### Source material

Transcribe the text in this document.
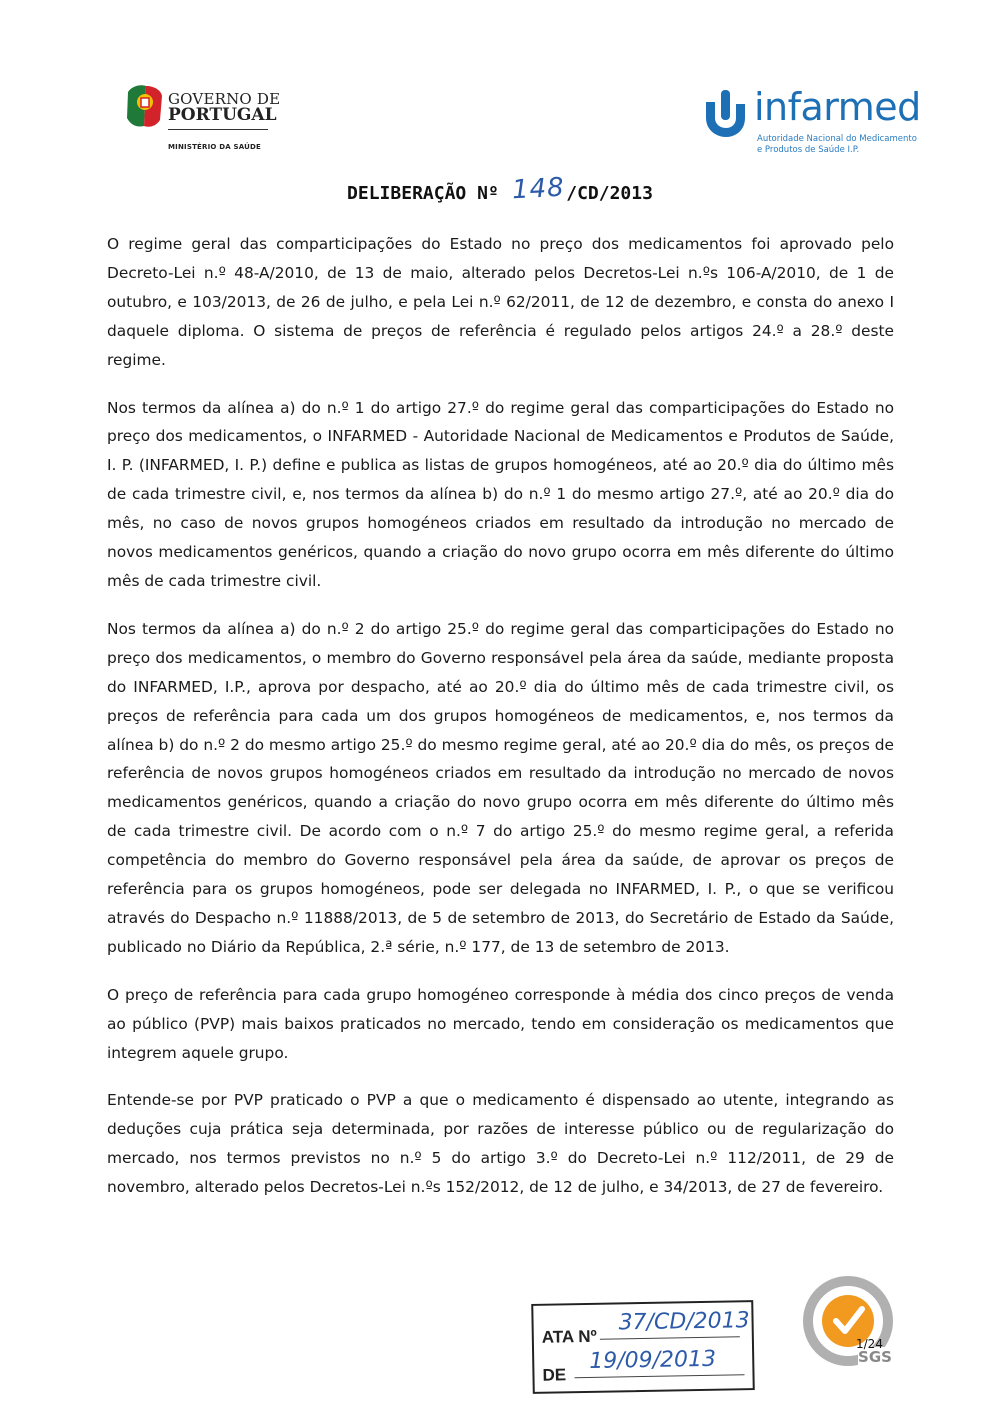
GOVERNO DE
PORTUGAL
MINISTÉRIO DA SAÚDE
infarmed
Autoridade Nacional do Medicamento
e Produtos de Saúde I.P.
DELIBERAÇÃO Nº 148/CD/2013

O regime geral das comparticipações do Estado no preço dos medicamentos foi aprovado pelo Decreto-Lei n.º 48-A/2010, de 13 de maio, alterado pelos Decretos-Lei n.ºs 106-A/2010, de 1 de outubro, e 103/2013, de 26 de julho, e pela Lei n.º 62/2011, de 12 de dezembro, e consta do anexo I daquele diploma. O sistema de preços de referência é regulado pelos artigos 24.º a 28.º deste regime.

Nos termos da alínea a) do n.º 1 do artigo 27.º do regime geral das comparticipações do Estado no preço dos medicamentos, o INFARMED - Autoridade Nacional de Medicamentos e Produtos de Saúde, I. P. (INFARMED, I. P.) define e publica as listas de grupos homogéneos, até ao 20.º dia do último mês de cada trimestre civil, e, nos termos da alínea b) do n.º 1 do mesmo artigo 27.º, até ao 20.º dia do mês, no caso de novos grupos homogéneos criados em resultado da introdução no mercado de novos medicamentos genéricos, quando a criação do novo grupo ocorra em mês diferente do último mês de cada trimestre civil.

Nos termos da alínea a) do n.º 2 do artigo 25.º do regime geral das comparticipações do Estado no preço dos medicamentos, o membro do Governo responsável pela área da saúde, mediante proposta do INFARMED, I.P., aprova por despacho, até ao 20.º dia do último mês de cada trimestre civil, os preços de referência para cada um dos grupos homogéneos de medicamentos, e, nos termos da alínea b) do n.º 2 do mesmo artigo 25.º do mesmo regime geral, até ao 20.º dia do mês, os preços de referência de novos grupos homogéneos criados em resultado da introdução no mercado de novos medicamentos genéricos, quando a criação do novo grupo ocorra em mês diferente do último mês de cada trimestre civil. De acordo com o n.º 7 do artigo 25.º do mesmo regime geral, a referida competência do membro do Governo responsável pela área da saúde, de aprovar os preços de referência para os grupos homogéneos, pode ser delegada no INFARMED, I. P., o que se verificou através do Despacho n.º 11888/2013, de 5 de setembro de 2013, do Secretário de Estado da Saúde, publicado no Diário da República, 2.ª série, n.º 177, de 13 de setembro de 2013.

O preço de referência para cada grupo homogéneo corresponde à média dos cinco preços de venda ao público (PVP) mais baixos praticados no mercado, tendo em consideração os medicamentos que integrem aquele grupo.

Entende-se por PVP praticado o PVP a que o medicamento é dispensado ao utente, integrando as deduções cuja prática seja determinada, por razões de interesse público ou de regularização do mercado, nos termos previstos no n.º 5 do artigo 3.º do Decreto-Lei n.º 112/2011, de 29 de novembro, alterado pelos Decretos-Lei n.ºs 152/2012, de 12 de julho, e 34/2013, de 27 de fevereiro.

ATA Nº
37/CD/2013
DE
19/09/2013	SGS
1/24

######

## Problem to solve
Retype the whole listing, keeping every line identical and omitting all pictures.

## Result for this task
Transcribe the text in this document.
GOVERNO DE
PORTUGAL
MINISTÉRIO DA SAÚDE
infarmed
Autoridade Nacional do Medicamento
e Produtos de Saúde I.P.
DELIBERAÇÃO Nº 148/CD/2013

O regime geral das comparticipações do Estado no preço dos medicamentos foi aprovado pelo Decreto-Lei n.º 48-A/2010, de 13 de maio, alterado pelos Decretos-Lei n.ºs 106-A/2010, de 1 de outubro, e 103/2013, de 26 de julho, e pela Lei n.º 62/2011, de 12 de dezembro, e consta do anexo I daquele diploma. O sistema de preços de referência é regulado pelos artigos 24.º a 28.º deste regime.

Nos termos da alínea a) do n.º 1 do artigo 27.º do regime geral das comparticipações do Estado no preço dos medicamentos, o INFARMED - Autoridade Nacional de Medicamentos e Produtos de Saúde, I. P. (INFARMED, I. P.) define e publica as listas de grupos homogéneos, até ao 20.º dia do último mês de cada trimestre civil, e, nos termos da alínea b) do n.º 1 do mesmo artigo 27.º, até ao 20.º dia do mês, no caso de novos grupos homogéneos criados em resultado da introdução no mercado de novos medicamentos genéricos, quando a criação do novo grupo ocorra em mês diferente do último mês de cada trimestre civil.

Nos termos da alínea a) do n.º 2 do artigo 25.º do regime geral das comparticipações do Estado no preço dos medicamentos, o membro do Governo responsável pela área da saúde, mediante proposta do INFARMED, I.P., aprova por despacho, até ao 20.º dia do último mês de cada trimestre civil, os preços de referência para cada um dos grupos homogéneos de medicamentos, e, nos termos da alínea b) do n.º 2 do mesmo artigo 25.º do mesmo regime geral, até ao 20.º dia do mês, os preços de referência de novos grupos homogéneos criados em resultado da introdução no mercado de novos medicamentos genéricos, quando a criação do novo grupo ocorra em mês diferente do último mês de cada trimestre civil. De acordo com o n.º 7 do artigo 25.º do mesmo regime geral, a referida competência do membro do Governo responsável pela área da saúde, de aprovar os preços de referência para os grupos homogéneos, pode ser delegada no INFARMED, I. P., o que se verificou através do Despacho n.º 11888/2013, de 5 de setembro de 2013, do Secretário de Estado da Saúde, publicado no Diário da República, 2.ª série, n.º 177, de 13 de setembro de 2013.

O preço de referência para cada grupo homogéneo corresponde à média dos cinco preços de venda ao público (PVP) mais baixos praticados no mercado, tendo em consideração os medicamentos que integrem aquele grupo.

Entende-se por PVP praticado o PVP a que o medicamento é dispensado ao utente, integrando as deduções cuja prática seja determinada, por razões de interesse público ou de regularização do mercado, nos termos previstos no n.º 5 do artigo 3.º do Decreto-Lei n.º 112/2011, de 29 de novembro, alterado pelos Decretos-Lei n.ºs 152/2012, de 12 de julho, e 34/2013, de 27 de fevereiro.

ATA Nº
37/CD/2013
DE
19/09/2013	SGS
1/24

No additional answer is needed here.